Exercise instructions: Reproduce the items verbatim, beginning with the first line and stopping after the line that contains "equals-sign: ＝ [357,99,371,114]".

Records for this exercise:

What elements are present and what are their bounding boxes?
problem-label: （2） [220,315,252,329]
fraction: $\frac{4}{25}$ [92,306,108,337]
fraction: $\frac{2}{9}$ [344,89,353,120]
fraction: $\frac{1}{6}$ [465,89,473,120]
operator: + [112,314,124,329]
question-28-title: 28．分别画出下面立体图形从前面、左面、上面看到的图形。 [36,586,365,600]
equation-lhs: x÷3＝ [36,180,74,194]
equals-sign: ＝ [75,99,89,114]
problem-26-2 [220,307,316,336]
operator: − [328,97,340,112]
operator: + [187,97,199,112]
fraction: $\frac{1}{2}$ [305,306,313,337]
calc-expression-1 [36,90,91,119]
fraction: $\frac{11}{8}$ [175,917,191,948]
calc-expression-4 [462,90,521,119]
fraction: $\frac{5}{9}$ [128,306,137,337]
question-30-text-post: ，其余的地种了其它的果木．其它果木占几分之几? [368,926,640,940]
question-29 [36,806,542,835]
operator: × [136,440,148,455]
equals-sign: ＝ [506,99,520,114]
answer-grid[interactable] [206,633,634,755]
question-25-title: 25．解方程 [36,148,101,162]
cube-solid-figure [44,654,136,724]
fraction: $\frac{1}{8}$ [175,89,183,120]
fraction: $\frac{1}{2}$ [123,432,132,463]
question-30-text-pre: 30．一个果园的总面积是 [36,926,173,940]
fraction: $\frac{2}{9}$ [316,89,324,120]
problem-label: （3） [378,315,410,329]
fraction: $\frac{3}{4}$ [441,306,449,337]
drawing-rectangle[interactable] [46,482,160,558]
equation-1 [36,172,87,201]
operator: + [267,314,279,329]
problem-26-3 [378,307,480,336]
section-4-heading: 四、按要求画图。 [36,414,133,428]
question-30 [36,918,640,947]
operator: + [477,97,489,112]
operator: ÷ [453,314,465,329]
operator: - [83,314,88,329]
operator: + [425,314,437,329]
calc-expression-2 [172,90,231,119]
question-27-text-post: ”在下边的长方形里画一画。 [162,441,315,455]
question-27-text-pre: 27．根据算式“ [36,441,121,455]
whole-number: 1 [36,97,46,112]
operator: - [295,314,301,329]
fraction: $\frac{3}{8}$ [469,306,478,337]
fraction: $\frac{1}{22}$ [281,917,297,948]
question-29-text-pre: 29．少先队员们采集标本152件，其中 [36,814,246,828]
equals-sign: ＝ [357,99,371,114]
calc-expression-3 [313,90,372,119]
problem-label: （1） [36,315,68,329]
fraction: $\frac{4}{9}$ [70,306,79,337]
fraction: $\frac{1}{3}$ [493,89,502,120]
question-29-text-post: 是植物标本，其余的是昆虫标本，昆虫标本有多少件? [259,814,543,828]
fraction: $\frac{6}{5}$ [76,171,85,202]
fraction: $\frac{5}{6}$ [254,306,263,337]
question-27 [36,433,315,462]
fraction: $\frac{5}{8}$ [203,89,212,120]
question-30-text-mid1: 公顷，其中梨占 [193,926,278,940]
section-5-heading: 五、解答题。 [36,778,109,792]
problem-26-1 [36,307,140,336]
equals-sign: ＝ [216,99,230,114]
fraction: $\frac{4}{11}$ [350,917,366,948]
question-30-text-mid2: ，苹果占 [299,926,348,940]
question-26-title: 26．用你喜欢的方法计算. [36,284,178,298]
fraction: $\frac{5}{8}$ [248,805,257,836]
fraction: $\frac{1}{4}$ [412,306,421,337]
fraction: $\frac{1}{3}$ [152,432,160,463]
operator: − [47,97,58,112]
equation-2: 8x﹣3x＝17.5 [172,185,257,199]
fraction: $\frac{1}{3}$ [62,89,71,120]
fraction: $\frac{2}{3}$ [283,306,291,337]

Task answer:
What elements are present and what are their bounding boxes?
problem-label: （2） [220,315,252,329]
fraction: $\frac{4}{25}$ [92,306,108,337]
fraction: $\frac{2}{9}$ [344,89,353,120]
fraction: $\frac{1}{6}$ [465,89,473,120]
operator: + [112,314,124,329]
question-28-title: 28．分别画出下面立体图形从前面、左面、上面看到的图形。 [36,586,365,600]
equation-lhs: x÷3＝ [36,180,74,194]
equals-sign: ＝ [75,99,89,114]
problem-26-2 [220,307,316,336]
operator: − [328,97,340,112]
operator: + [187,97,199,112]
fraction: $\frac{1}{2}$ [305,306,313,337]
calc-expression-1 [36,90,91,119]
fraction: $\frac{11}{8}$ [175,917,191,948]
calc-expression-4 [462,90,521,119]
fraction: $\frac{5}{9}$ [128,306,137,337]
question-30-text-post: ，其余的地种了其它的果木．其它果木占几分之几? [368,926,640,940]
question-29 [36,806,542,835]
operator: × [136,440,148,455]
equals-sign: ＝ [506,99,520,114]
answer-grid[interactable] [206,633,634,755]
question-25-title: 25．解方程 [36,148,101,162]
cube-solid-figure [44,654,136,724]
fraction: $\frac{1}{8}$ [175,89,183,120]
fraction: $\frac{1}{2}$ [123,432,132,463]
question-30-text-pre: 30．一个果园的总面积是 [36,926,173,940]
fraction: $\frac{2}{9}$ [316,89,324,120]
problem-label: （3） [378,315,410,329]
fraction: $\frac{3}{4}$ [441,306,449,337]
drawing-rectangle[interactable] [46,482,160,558]
equation-1 [36,172,87,201]
operator: + [267,314,279,329]
problem-26-3 [378,307,480,336]
section-4-heading: 四、按要求画图。 [36,414,133,428]
question-30 [36,918,640,947]
operator: + [477,97,489,112]
operator: ÷ [453,314,465,329]
operator: - [83,314,88,329]
operator: + [425,314,437,329]
calc-expression-2 [172,90,231,119]
question-27-text-post: ”在下边的长方形里画一画。 [162,441,315,455]
question-27-text-pre: 27．根据算式“ [36,441,121,455]
whole-number: 1 [36,97,46,112]
operator: - [295,314,301,329]
fraction: $\frac{3}{8}$ [469,306,478,337]
fraction: $\frac{1}{22}$ [281,917,297,948]
question-29-text-pre: 29．少先队员们采集标本152件，其中 [36,814,246,828]
equals-sign: ＝ [357,99,371,114]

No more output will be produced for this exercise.